━━ STORED ROWS

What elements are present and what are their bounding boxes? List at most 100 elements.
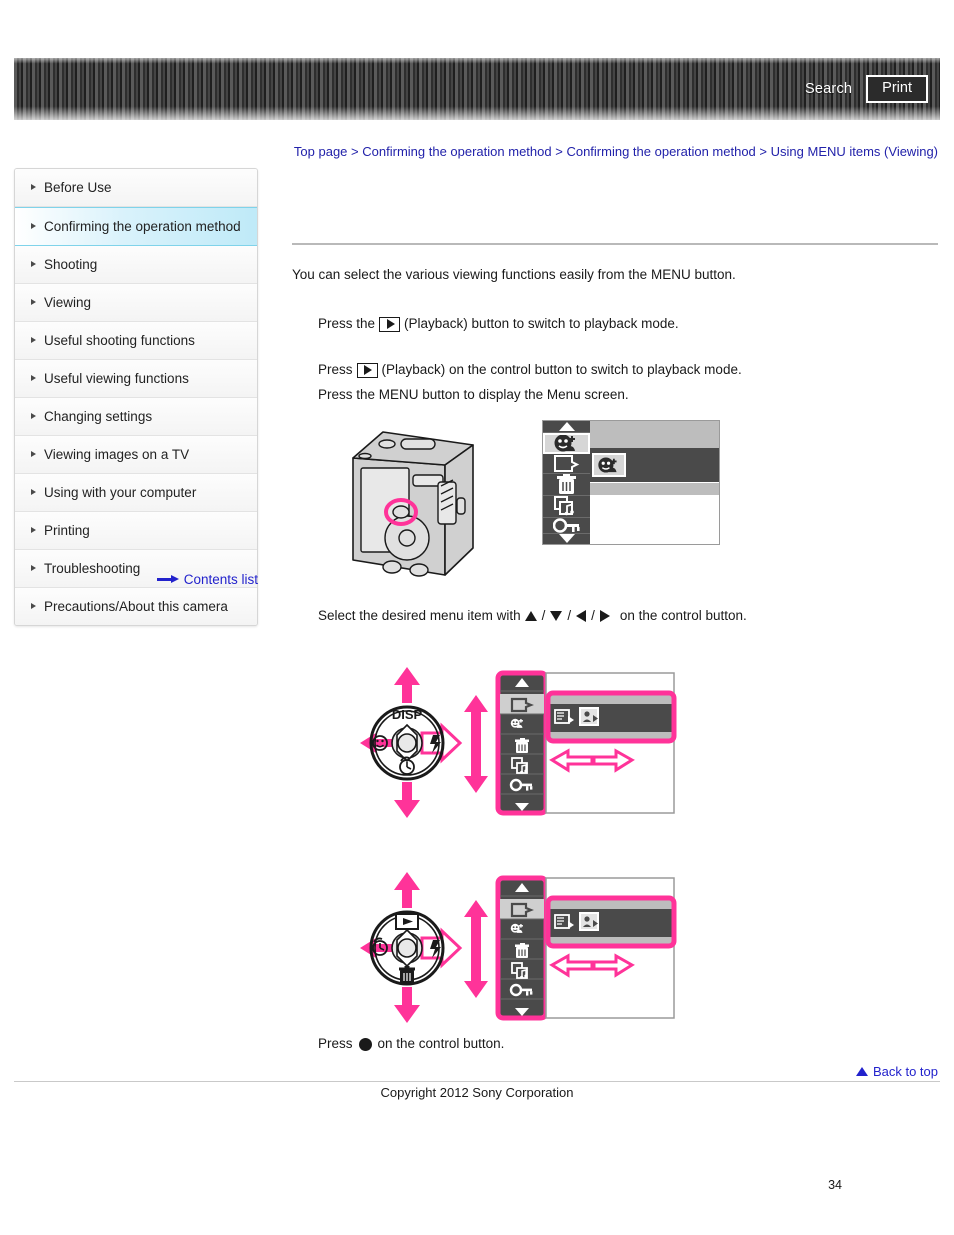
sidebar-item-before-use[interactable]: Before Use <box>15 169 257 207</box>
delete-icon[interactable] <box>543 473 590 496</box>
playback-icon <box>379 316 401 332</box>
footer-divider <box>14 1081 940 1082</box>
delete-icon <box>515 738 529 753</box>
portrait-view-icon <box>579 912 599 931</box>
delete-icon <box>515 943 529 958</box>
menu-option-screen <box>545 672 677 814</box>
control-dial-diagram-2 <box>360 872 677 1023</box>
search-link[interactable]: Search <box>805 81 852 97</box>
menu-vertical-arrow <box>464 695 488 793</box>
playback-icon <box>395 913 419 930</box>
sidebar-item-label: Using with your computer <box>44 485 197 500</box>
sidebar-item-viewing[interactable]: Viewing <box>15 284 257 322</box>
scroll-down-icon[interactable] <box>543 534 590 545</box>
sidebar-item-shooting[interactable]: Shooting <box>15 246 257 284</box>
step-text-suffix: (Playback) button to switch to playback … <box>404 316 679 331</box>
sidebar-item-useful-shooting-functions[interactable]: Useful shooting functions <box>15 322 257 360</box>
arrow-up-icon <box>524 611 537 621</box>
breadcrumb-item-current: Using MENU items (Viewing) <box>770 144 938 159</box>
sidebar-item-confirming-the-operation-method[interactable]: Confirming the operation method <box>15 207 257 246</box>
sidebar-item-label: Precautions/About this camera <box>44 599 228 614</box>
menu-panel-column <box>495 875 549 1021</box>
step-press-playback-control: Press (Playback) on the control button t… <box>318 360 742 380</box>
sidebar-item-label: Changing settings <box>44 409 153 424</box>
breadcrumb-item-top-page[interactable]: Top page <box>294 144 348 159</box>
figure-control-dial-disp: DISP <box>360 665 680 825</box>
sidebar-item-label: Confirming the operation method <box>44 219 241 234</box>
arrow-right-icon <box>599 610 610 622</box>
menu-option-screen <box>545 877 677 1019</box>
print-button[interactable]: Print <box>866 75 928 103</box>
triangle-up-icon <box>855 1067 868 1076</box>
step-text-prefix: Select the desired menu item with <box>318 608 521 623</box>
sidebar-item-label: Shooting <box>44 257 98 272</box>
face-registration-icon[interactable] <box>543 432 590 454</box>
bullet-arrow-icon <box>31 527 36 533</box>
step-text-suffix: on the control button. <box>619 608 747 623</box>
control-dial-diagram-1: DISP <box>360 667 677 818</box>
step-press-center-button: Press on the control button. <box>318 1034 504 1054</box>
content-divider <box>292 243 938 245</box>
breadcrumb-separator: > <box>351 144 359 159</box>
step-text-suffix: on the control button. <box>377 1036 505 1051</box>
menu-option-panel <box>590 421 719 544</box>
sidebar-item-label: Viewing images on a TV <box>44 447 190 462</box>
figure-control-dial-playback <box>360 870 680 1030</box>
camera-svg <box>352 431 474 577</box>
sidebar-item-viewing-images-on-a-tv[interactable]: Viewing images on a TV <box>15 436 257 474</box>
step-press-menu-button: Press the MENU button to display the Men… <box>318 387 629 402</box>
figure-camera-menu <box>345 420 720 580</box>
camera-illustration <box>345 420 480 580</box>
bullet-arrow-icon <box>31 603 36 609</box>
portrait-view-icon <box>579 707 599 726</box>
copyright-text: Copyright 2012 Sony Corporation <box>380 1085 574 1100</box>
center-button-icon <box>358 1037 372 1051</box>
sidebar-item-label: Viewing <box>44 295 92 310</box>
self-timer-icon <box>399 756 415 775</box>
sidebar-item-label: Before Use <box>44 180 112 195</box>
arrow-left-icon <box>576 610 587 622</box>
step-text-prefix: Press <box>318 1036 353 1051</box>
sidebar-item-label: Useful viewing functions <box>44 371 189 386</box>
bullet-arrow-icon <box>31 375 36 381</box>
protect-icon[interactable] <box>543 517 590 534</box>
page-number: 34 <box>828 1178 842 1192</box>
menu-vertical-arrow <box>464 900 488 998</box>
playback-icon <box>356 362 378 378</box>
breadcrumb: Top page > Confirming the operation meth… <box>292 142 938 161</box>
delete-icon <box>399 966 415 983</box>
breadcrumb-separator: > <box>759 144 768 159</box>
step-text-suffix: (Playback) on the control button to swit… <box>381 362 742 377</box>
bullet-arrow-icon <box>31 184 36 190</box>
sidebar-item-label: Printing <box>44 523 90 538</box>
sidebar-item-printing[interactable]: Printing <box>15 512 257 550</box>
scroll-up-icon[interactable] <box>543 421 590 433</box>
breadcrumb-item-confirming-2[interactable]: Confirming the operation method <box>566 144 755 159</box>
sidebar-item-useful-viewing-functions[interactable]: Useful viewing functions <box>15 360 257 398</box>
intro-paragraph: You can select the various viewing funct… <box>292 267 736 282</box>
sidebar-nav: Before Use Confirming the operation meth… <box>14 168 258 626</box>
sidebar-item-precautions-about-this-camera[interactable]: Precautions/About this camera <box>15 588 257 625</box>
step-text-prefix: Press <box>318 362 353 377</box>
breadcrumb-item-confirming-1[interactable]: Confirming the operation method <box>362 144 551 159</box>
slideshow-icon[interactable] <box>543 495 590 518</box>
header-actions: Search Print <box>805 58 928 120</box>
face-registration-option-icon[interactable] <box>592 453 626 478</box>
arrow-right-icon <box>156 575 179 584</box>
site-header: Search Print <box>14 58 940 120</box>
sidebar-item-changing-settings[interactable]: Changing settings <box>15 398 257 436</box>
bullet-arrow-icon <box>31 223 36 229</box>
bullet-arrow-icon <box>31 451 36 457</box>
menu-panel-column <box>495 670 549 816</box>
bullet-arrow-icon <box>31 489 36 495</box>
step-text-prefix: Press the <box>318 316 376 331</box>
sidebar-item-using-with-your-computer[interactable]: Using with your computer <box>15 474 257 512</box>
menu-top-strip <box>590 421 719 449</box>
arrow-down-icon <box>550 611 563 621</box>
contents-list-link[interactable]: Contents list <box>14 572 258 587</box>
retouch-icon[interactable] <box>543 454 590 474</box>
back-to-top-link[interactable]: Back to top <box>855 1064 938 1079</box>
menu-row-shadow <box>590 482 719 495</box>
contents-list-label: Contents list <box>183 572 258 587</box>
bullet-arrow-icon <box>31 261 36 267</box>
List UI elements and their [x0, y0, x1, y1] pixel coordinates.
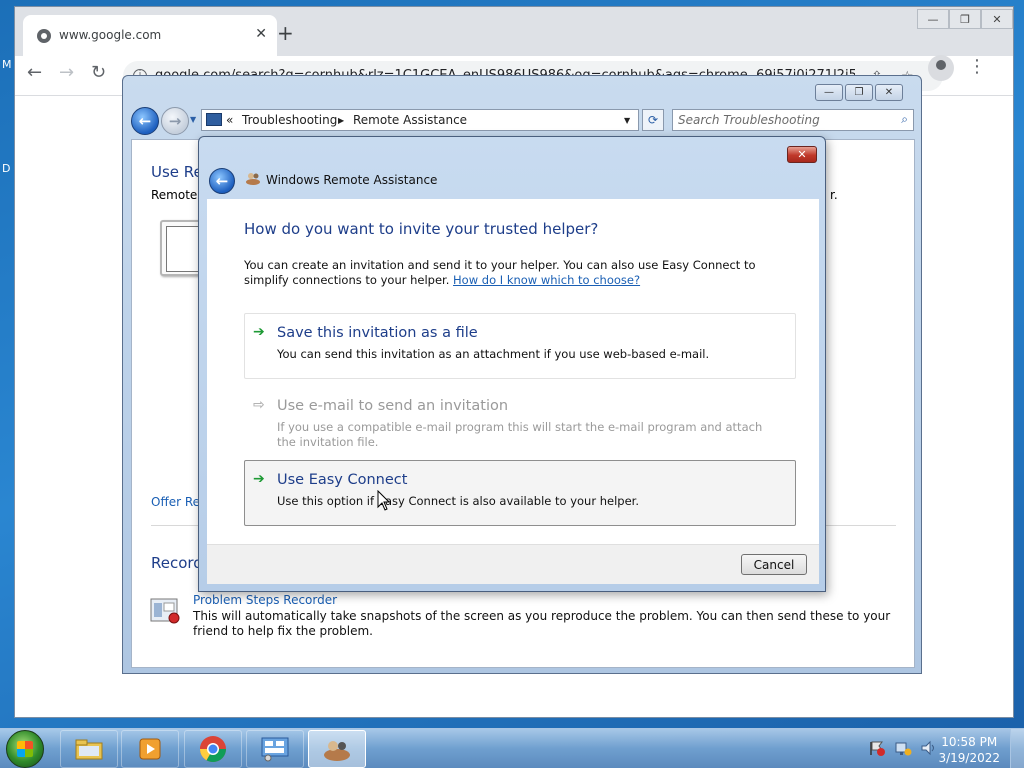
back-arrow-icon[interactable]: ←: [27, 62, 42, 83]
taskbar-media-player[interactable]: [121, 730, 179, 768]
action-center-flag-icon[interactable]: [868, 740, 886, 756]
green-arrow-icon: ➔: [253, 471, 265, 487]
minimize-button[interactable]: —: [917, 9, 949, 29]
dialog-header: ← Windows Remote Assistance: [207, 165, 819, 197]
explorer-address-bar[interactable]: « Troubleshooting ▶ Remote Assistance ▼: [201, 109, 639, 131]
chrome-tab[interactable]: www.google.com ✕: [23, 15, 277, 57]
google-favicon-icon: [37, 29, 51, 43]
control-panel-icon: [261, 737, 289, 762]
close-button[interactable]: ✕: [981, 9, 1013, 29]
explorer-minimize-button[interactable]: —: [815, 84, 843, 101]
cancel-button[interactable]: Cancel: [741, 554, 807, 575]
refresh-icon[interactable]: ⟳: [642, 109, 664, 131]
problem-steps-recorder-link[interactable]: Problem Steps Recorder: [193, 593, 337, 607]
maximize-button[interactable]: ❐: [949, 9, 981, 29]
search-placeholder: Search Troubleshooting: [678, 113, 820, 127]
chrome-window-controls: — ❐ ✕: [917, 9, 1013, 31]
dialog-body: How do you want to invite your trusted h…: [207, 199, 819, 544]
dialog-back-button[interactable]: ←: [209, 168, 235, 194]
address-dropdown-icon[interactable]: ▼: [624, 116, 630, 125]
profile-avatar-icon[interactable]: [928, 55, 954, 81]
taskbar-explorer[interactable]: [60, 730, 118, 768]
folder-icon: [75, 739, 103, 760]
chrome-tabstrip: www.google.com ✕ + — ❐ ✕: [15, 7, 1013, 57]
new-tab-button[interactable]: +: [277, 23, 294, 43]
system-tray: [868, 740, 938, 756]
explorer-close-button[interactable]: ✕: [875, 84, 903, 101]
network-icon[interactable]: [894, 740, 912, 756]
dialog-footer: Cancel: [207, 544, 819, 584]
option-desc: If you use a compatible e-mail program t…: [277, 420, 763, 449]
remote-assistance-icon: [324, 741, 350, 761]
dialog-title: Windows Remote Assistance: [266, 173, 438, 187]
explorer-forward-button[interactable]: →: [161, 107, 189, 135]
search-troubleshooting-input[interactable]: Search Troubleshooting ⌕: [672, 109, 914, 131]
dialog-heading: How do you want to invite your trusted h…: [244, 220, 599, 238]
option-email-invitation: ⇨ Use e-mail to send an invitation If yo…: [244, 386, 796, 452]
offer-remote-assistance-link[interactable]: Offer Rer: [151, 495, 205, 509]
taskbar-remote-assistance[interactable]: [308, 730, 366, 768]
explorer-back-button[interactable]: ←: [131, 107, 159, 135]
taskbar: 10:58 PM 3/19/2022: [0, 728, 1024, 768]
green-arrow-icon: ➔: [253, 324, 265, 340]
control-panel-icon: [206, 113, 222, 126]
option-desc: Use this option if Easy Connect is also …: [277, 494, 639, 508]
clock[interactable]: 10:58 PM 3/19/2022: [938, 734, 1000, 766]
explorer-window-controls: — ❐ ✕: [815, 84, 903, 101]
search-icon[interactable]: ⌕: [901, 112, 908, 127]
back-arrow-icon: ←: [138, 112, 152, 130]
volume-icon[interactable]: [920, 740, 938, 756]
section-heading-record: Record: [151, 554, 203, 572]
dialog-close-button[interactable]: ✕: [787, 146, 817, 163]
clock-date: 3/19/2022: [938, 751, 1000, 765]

━━━━

▶ TASK GOAL
Render the item lines as a JSON list of strings, one string per line and no blank lines. Begin at the line that contains "sidebar-item-before-use[interactable]: Before Use" and stop after the line that contains "portrait-view-icon <box>579 912 599 931</box>".

▶ OUTPUT
[
  "sidebar-item-before-use[interactable]: Before Use <box>15 169 257 207</box>",
  "delete-icon[interactable] <box>543 473 590 496</box>",
  "playback-icon <box>379 316 401 332</box>",
  "footer-divider <box>14 1081 940 1082</box>",
  "delete-icon <box>515 738 529 753</box>",
  "portrait-view-icon <box>579 912 599 931</box>"
]